● **Listed entries**

* begin *

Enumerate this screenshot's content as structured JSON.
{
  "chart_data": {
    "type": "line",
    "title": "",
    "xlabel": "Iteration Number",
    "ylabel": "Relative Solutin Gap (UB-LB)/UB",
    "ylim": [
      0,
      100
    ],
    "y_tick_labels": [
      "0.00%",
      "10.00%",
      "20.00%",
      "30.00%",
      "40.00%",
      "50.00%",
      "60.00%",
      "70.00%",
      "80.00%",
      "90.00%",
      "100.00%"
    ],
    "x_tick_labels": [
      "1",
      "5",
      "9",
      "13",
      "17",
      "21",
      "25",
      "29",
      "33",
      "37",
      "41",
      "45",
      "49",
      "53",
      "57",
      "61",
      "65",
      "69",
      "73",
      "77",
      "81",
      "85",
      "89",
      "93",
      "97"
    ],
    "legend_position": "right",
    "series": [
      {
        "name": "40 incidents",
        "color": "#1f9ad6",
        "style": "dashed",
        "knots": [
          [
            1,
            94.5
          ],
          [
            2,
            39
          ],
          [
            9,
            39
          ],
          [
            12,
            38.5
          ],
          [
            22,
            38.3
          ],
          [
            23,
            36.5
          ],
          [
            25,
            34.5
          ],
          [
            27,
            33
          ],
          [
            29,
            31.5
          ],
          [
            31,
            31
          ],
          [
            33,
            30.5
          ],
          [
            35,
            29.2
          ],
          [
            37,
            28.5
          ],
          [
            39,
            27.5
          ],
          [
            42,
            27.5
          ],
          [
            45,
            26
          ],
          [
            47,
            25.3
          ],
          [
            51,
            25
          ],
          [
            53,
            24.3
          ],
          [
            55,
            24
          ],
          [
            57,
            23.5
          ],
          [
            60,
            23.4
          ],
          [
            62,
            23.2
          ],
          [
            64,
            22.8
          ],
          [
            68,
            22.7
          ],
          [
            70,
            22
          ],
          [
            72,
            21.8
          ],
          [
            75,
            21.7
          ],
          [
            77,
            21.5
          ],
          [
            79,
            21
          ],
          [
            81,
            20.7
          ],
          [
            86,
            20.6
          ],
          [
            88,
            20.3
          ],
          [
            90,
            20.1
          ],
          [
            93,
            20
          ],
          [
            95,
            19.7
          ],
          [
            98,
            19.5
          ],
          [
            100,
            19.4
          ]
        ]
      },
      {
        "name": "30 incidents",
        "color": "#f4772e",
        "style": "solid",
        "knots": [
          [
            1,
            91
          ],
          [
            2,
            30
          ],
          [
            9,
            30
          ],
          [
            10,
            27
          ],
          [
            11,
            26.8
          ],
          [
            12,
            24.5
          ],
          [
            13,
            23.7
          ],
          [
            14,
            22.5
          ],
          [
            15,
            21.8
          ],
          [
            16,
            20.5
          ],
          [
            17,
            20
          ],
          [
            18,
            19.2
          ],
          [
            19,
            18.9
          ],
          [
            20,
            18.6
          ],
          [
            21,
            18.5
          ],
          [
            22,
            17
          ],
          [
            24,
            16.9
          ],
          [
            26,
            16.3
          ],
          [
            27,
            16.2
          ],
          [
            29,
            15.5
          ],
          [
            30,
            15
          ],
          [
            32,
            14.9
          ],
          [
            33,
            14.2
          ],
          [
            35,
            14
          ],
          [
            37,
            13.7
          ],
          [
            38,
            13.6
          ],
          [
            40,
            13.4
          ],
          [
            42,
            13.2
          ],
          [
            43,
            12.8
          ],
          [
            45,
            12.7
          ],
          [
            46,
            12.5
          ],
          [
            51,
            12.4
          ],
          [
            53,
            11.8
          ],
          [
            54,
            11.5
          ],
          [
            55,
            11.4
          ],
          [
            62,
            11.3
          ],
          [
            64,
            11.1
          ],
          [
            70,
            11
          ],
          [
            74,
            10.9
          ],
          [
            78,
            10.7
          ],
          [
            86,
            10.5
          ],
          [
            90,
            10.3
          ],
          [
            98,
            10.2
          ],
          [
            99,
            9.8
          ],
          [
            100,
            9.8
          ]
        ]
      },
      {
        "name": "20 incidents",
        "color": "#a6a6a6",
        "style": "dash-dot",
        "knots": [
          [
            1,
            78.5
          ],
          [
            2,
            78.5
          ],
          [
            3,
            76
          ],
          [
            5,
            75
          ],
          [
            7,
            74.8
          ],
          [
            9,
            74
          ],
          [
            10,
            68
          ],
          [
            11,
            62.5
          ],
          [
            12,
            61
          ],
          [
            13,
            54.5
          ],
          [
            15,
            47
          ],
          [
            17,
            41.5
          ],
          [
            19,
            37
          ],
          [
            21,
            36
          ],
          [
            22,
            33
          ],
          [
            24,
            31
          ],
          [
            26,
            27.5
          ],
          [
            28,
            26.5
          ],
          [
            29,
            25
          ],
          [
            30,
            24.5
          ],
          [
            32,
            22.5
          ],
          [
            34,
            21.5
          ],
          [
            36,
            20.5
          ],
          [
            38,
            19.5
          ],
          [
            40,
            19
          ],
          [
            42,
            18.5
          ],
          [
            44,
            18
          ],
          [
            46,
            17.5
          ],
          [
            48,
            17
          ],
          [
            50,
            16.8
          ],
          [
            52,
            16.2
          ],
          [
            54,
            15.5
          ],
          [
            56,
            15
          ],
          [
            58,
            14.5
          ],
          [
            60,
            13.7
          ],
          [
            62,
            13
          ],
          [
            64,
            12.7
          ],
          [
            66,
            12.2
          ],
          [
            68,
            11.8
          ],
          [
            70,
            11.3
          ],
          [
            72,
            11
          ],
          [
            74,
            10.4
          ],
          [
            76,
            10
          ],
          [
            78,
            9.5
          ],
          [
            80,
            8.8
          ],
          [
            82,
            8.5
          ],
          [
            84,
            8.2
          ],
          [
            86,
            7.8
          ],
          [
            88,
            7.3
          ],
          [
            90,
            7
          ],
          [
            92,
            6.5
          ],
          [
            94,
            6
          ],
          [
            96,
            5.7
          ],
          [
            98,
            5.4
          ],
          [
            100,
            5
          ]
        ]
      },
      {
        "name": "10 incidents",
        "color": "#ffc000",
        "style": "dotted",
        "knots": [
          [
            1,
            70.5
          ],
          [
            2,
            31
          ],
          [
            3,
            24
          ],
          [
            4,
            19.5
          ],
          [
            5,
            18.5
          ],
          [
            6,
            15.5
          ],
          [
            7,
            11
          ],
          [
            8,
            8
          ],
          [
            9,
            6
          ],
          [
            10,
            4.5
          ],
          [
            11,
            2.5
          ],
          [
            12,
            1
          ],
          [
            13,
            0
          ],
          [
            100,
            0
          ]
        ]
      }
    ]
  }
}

* end *

● **Stated exercise**
Restate the whole listing exactly.

● **Result of the task**
Enumerate this screenshot's content as structured JSON.
{
  "chart_data": {
    "type": "line",
    "title": "",
    "xlabel": "Iteration Number",
    "ylabel": "Relative Solutin Gap (UB-LB)/UB",
    "ylim": [
      0,
      100
    ],
    "y_tick_labels": [
      "0.00%",
      "10.00%",
      "20.00%",
      "30.00%",
      "40.00%",
      "50.00%",
      "60.00%",
      "70.00%",
      "80.00%",
      "90.00%",
      "100.00%"
    ],
    "x_tick_labels": [
      "1",
      "5",
      "9",
      "13",
      "17",
      "21",
      "25",
      "29",
      "33",
      "37",
      "41",
      "45",
      "49",
      "53",
      "57",
      "61",
      "65",
      "69",
      "73",
      "77",
      "81",
      "85",
      "89",
      "93",
      "97"
    ],
    "legend_position": "right",
    "series": [
      {
        "name": "40 incidents",
        "color": "#1f9ad6",
        "style": "dashed",
        "knots": [
          [
            1,
            94.5
          ],
          [
            2,
            39
          ],
          [
            9,
            39
          ],
          [
            12,
            38.5
          ],
          [
            22,
            38.3
          ],
          [
            23,
            36.5
          ],
          [
            25,
            34.5
          ],
          [
            27,
            33
          ],
          [
            29,
            31.5
          ],
          [
            31,
            31
          ],
          [
            33,
            30.5
          ],
          [
            35,
            29.2
          ],
          [
            37,
            28.5
          ],
          [
            39,
            27.5
          ],
          [
            42,
            27.5
          ],
          [
            45,
            26
          ],
          [
            47,
            25.3
          ],
          [
            51,
            25
          ],
          [
            53,
            24.3
          ],
          [
            55,
            24
          ],
          [
            57,
            23.5
          ],
          [
            60,
            23.4
          ],
          [
            62,
            23.2
          ],
          [
            64,
            22.8
          ],
          [
            68,
            22.7
          ],
          [
            70,
            22
          ],
          [
            72,
            21.8
          ],
          [
            75,
            21.7
          ],
          [
            77,
            21.5
          ],
          [
            79,
            21
          ],
          [
            81,
            20.7
          ],
          [
            86,
            20.6
          ],
          [
            88,
            20.3
          ],
          [
            90,
            20.1
          ],
          [
            93,
            20
          ],
          [
            95,
            19.7
          ],
          [
            98,
            19.5
          ],
          [
            100,
            19.4
          ]
        ]
      },
      {
        "name": "30 incidents",
        "color": "#f4772e",
        "style": "solid",
        "knots": [
          [
            1,
            91
          ],
          [
            2,
            30
          ],
          [
            9,
            30
          ],
          [
            10,
            27
          ],
          [
            11,
            26.8
          ],
          [
            12,
            24.5
          ],
          [
            13,
            23.7
          ],
          [
            14,
            22.5
          ],
          [
            15,
            21.8
          ],
          [
            16,
            20.5
          ],
          [
            17,
            20
          ],
          [
            18,
            19.2
          ],
          [
            19,
            18.9
          ],
          [
            20,
            18.6
          ],
          [
            21,
            18.5
          ],
          [
            22,
            17
          ],
          [
            24,
            16.9
          ],
          [
            26,
            16.3
          ],
          [
            27,
            16.2
          ],
          [
            29,
            15.5
          ],
          [
            30,
            15
          ],
          [
            32,
            14.9
          ],
          [
            33,
            14.2
          ],
          [
            35,
            14
          ],
          [
            37,
            13.7
          ],
          [
            38,
            13.6
          ],
          [
            40,
            13.4
          ],
          [
            42,
            13.2
          ],
          [
            43,
            12.8
          ],
          [
            45,
            12.7
          ],
          [
            46,
            12.5
          ],
          [
            51,
            12.4
          ],
          [
            53,
            11.8
          ],
          [
            54,
            11.5
          ],
          [
            55,
            11.4
          ],
          [
            62,
            11.3
          ],
          [
            64,
            11.1
          ],
          [
            70,
            11
          ],
          [
            74,
            10.9
          ],
          [
            78,
            10.7
          ],
          [
            86,
            10.5
          ],
          [
            90,
            10.3
          ],
          [
            98,
            10.2
          ],
          [
            99,
            9.8
          ],
          [
            100,
            9.8
          ]
        ]
      },
      {
        "name": "20 incidents",
        "color": "#a6a6a6",
        "style": "dash-dot",
        "knots": [
          [
            1,
            78.5
          ],
          [
            2,
            78.5
          ],
          [
            3,
            76
          ],
          [
            5,
            75
          ],
          [
            7,
            74.8
          ],
          [
            9,
            74
          ],
          [
            10,
            68
          ],
          [
            11,
            62.5
          ],
          [
            12,
            61
          ],
          [
            13,
            54.5
          ],
          [
            15,
            47
          ],
          [
            17,
            41.5
          ],
          [
            19,
            37
          ],
          [
            21,
            36
          ],
          [
            22,
            33
          ],
          [
            24,
            31
          ],
          [
            26,
            27.5
          ],
          [
            28,
            26.5
          ],
          [
            29,
            25
          ],
          [
            30,
            24.5
          ],
          [
            32,
            22.5
          ],
          [
            34,
            21.5
          ],
          [
            36,
            20.5
          ],
          [
            38,
            19.5
          ],
          [
            40,
            19
          ],
          [
            42,
            18.5
          ],
          [
            44,
            18
          ],
          [
            46,
            17.5
          ],
          [
            48,
            17
          ],
          [
            50,
            16.8
          ],
          [
            52,
            16.2
          ],
          [
            54,
            15.5
          ],
          [
            56,
            15
          ],
          [
            58,
            14.5
          ],
          [
            60,
            13.7
          ],
          [
            62,
            13
          ],
          [
            64,
            12.7
          ],
          [
            66,
            12.2
          ],
          [
            68,
            11.8
          ],
          [
            70,
            11.3
          ],
          [
            72,
            11
          ],
          [
            74,
            10.4
          ],
          [
            76,
            10
          ],
          [
            78,
            9.5
          ],
          [
            80,
            8.8
          ],
          [
            82,
            8.5
          ],
          [
            84,
            8.2
          ],
          [
            86,
            7.8
          ],
          [
            88,
            7.3
          ],
          [
            90,
            7
          ],
          [
            92,
            6.5
          ],
          [
            94,
            6
          ],
          [
            96,
            5.7
          ],
          [
            98,
            5.4
          ],
          [
            100,
            5
          ]
        ]
      },
      {
        "name": "10 incidents",
        "color": "#ffc000",
        "style": "dotted",
        "knots": [
          [
            1,
            70.5
          ],
          [
            2,
            31
          ],
          [
            3,
            24
          ],
          [
            4,
            19.5
          ],
          [
            5,
            18.5
          ],
          [
            6,
            15.5
          ],
          [
            7,
            11
          ],
          [
            8,
            8
          ],
          [
            9,
            6
          ],
          [
            10,
            4.5
          ],
          [
            11,
            2.5
          ],
          [
            12,
            1
          ],
          [
            13,
            0
          ],
          [
            100,
            0
          ]
        ]
      }
    ]
  }
}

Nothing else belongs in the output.